**What to work on:** Take the records underneath and set them down exactly.

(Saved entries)
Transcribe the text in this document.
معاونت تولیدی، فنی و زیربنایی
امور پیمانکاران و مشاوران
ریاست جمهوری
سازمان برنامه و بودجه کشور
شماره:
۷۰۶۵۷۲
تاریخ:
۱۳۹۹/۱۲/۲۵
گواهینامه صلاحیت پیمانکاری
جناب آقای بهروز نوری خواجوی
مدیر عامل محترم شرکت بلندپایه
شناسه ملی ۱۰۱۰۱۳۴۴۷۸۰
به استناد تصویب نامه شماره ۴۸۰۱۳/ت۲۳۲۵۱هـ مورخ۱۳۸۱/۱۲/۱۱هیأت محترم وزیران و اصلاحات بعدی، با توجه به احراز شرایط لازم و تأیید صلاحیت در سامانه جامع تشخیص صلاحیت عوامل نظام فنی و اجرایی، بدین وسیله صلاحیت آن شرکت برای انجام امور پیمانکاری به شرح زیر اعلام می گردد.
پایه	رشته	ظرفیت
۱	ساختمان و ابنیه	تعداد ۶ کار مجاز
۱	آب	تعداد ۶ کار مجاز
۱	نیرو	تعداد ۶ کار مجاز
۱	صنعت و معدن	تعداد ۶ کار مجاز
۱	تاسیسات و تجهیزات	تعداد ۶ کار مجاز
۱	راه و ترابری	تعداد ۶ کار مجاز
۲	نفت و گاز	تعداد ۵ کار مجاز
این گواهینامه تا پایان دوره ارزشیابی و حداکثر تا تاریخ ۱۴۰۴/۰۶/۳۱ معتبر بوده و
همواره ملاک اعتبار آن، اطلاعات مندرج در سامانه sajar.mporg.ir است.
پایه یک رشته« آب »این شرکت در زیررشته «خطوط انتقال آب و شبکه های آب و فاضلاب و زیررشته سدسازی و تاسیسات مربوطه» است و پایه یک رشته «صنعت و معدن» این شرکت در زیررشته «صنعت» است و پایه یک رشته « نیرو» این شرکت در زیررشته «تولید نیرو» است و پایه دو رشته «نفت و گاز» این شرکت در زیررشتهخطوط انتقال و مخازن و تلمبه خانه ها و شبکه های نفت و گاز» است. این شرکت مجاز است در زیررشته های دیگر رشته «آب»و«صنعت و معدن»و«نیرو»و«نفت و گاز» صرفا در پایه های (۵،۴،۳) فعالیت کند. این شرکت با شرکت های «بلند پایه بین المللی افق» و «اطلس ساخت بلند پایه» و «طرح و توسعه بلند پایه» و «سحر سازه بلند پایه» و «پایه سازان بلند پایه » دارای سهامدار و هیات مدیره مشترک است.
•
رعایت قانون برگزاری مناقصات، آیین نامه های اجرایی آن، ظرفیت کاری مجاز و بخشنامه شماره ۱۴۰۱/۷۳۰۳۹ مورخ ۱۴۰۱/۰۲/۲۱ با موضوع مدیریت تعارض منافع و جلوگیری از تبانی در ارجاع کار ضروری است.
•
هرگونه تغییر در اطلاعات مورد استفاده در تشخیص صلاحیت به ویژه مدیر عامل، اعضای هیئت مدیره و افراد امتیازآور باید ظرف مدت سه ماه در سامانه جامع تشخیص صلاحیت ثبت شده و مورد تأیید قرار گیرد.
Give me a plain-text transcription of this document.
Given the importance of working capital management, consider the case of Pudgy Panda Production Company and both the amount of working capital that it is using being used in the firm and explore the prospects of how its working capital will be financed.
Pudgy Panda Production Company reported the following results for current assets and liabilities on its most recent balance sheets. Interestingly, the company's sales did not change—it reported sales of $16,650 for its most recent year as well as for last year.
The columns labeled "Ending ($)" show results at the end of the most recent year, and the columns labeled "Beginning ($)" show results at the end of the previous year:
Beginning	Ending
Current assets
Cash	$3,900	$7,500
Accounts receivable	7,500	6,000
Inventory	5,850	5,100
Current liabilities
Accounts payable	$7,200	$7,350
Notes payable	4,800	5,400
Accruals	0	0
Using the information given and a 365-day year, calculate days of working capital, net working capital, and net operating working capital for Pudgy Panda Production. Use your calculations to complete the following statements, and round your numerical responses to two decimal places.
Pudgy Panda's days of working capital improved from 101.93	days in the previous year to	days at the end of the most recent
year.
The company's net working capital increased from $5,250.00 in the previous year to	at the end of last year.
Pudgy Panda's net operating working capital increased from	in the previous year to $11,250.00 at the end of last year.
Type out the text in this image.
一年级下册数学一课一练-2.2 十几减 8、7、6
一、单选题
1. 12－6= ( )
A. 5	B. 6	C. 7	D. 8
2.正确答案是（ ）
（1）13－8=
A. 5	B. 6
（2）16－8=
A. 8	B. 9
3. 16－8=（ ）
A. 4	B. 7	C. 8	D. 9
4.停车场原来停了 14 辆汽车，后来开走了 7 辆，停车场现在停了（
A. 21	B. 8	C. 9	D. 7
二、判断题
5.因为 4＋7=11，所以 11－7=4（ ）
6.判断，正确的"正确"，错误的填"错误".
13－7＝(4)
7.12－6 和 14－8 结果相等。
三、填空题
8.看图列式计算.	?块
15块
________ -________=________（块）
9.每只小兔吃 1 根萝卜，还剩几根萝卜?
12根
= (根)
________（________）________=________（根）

**Result for this task:**
Transcribe the text in this document.
معاونت تولیدی، فنی و زیربنایی
امور پیمانکاران و مشاوران
ریاست جمهوری
سازمان برنامه و بودجه کشور
شماره:
۷۰۶۵۷۲
تاریخ:
۱۳۹۹/۱۲/۲۵
گواهینامه صلاحیت پیمانکاری
جناب آقای بهروز نوری خواجوی
مدیر عامل محترم شرکت بلندپایه
شناسه ملی ۱۰۱۰۱۳۴۴۷۸۰
به استناد تصویب نامه شماره ۴۸۰۱۳/ت۲۳۲۵۱هـ مورخ۱۳۸۱/۱۲/۱۱هیأت محترم وزیران و اصلاحات بعدی، با توجه به احراز شرایط لازم و تأیید صلاحیت در سامانه جامع تشخیص صلاحیت عوامل نظام فنی و اجرایی، بدین وسیله صلاحیت آن شرکت برای انجام امور پیمانکاری به شرح زیر اعلام می گردد.
پایه	رشته	ظرفیت
۱	ساختمان و ابنیه	تعداد ۶ کار مجاز
۱	آب	تعداد ۶ کار مجاز
۱	نیرو	تعداد ۶ کار مجاز
۱	صنعت و معدن	تعداد ۶ کار مجاز
۱	تاسیسات و تجهیزات	تعداد ۶ کار مجاز
۱	راه و ترابری	تعداد ۶ کار مجاز
۲	نفت و گاز	تعداد ۵ کار مجاز
این گواهینامه تا پایان دوره ارزشیابی و حداکثر تا تاریخ ۱۴۰۴/۰۶/۳۱ معتبر بوده و
همواره ملاک اعتبار آن، اطلاعات مندرج در سامانه sajar.mporg.ir است.
پایه یک رشته« آب »این شرکت در زیررشته «خطوط انتقال آب و شبکه های آب و فاضلاب و زیررشته سدسازی و تاسیسات مربوطه» است و پایه یک رشته «صنعت و معدن» این شرکت در زیررشته «صنعت» است و پایه یک رشته « نیرو» این شرکت در زیررشته «تولید نیرو» است و پایه دو رشته «نفت و گاز» این شرکت در زیررشتهخطوط انتقال و مخازن و تلمبه خانه ها و شبکه های نفت و گاز» است. این شرکت مجاز است در زیررشته های دیگر رشته «آب»و«صنعت و معدن»و«نیرو»و«نفت و گاز» صرفا در پایه های (۵،۴،۳) فعالیت کند. این شرکت با شرکت های «بلند پایه بین المللی افق» و «اطلس ساخت بلند پایه» و «طرح و توسعه بلند پایه» و «سحر سازه بلند پایه» و «پایه سازان بلند پایه » دارای سهامدار و هیات مدیره مشترک است.
•
رعایت قانون برگزاری مناقصات، آیین نامه های اجرایی آن، ظرفیت کاری مجاز و بخشنامه شماره ۱۴۰۱/۷۳۰۳۹ مورخ ۱۴۰۱/۰۲/۲۱ با موضوع مدیریت تعارض منافع و جلوگیری از تبانی در ارجاع کار ضروری است.
•
هرگونه تغییر در اطلاعات مورد استفاده در تشخیص صلاحیت به ویژه مدیر عامل، اعضای هیئت مدیره و افراد امتیازآور باید ظرف مدت سه ماه در سامانه جامع تشخیص صلاحیت ثبت شده و مورد تأیید قرار گیرد.
Give me a plain-text transcription of this document.
Given the importance of working capital management, consider the case of Pudgy Panda Production Company and both the amount of working capital that it is using being used in the firm and explore the prospects of how its working capital will be financed.
Pudgy Panda Production Company reported the following results for current assets and liabilities on its most recent balance sheets. Interestingly, the company's sales did not change—it reported sales of $16,650 for its most recent year as well as for last year.
The columns labeled "Ending ($)" show results at the end of the most recent year, and the columns labeled "Beginning ($)" show results at the end of the previous year:
Beginning	Ending
Current assets
Cash	$3,900	$7,500
Accounts receivable	7,500	6,000
Inventory	5,850	5,100
Current liabilities
Accounts payable	$7,200	$7,350
Notes payable	4,800	5,400
Accruals	0	0
Using the information given and a 365-day year, calculate days of working capital, net working capital, and net operating working capital for Pudgy Panda Production. Use your calculations to complete the following statements, and round your numerical responses to two decimal places.
Pudgy Panda's days of working capital improved from 101.93	days in the previous year to	days at the end of the most recent
year.
The company's net working capital increased from $5,250.00 in the previous year to	at the end of last year.
Pudgy Panda's net operating working capital increased from	in the previous year to $11,250.00 at the end of last year.
Type out the text in this image.
一年级下册数学一课一练-2.2 十几减 8、7、6
一、单选题
1. 12－6= ( )
A. 5	B. 6	C. 7	D. 8
2.正确答案是（ ）
（1）13－8=
A. 5	B. 6
（2）16－8=
A. 8	B. 9
3. 16－8=（ ）
A. 4	B. 7	C. 8	D. 9
4.停车场原来停了 14 辆汽车，后来开走了 7 辆，停车场现在停了（
A. 21	B. 8	C. 9	D. 7
二、判断题
5.因为 4＋7=11，所以 11－7=4（ ）
6.判断，正确的"正确"，错误的填"错误".
13－7＝(4)
7.12－6 和 14－8 结果相等。
三、填空题
8.看图列式计算.	?块
15块
________ -________=________（块）
9.每只小兔吃 1 根萝卜，还剩几根萝卜?
12根
= (根)
________（________）________=________（根）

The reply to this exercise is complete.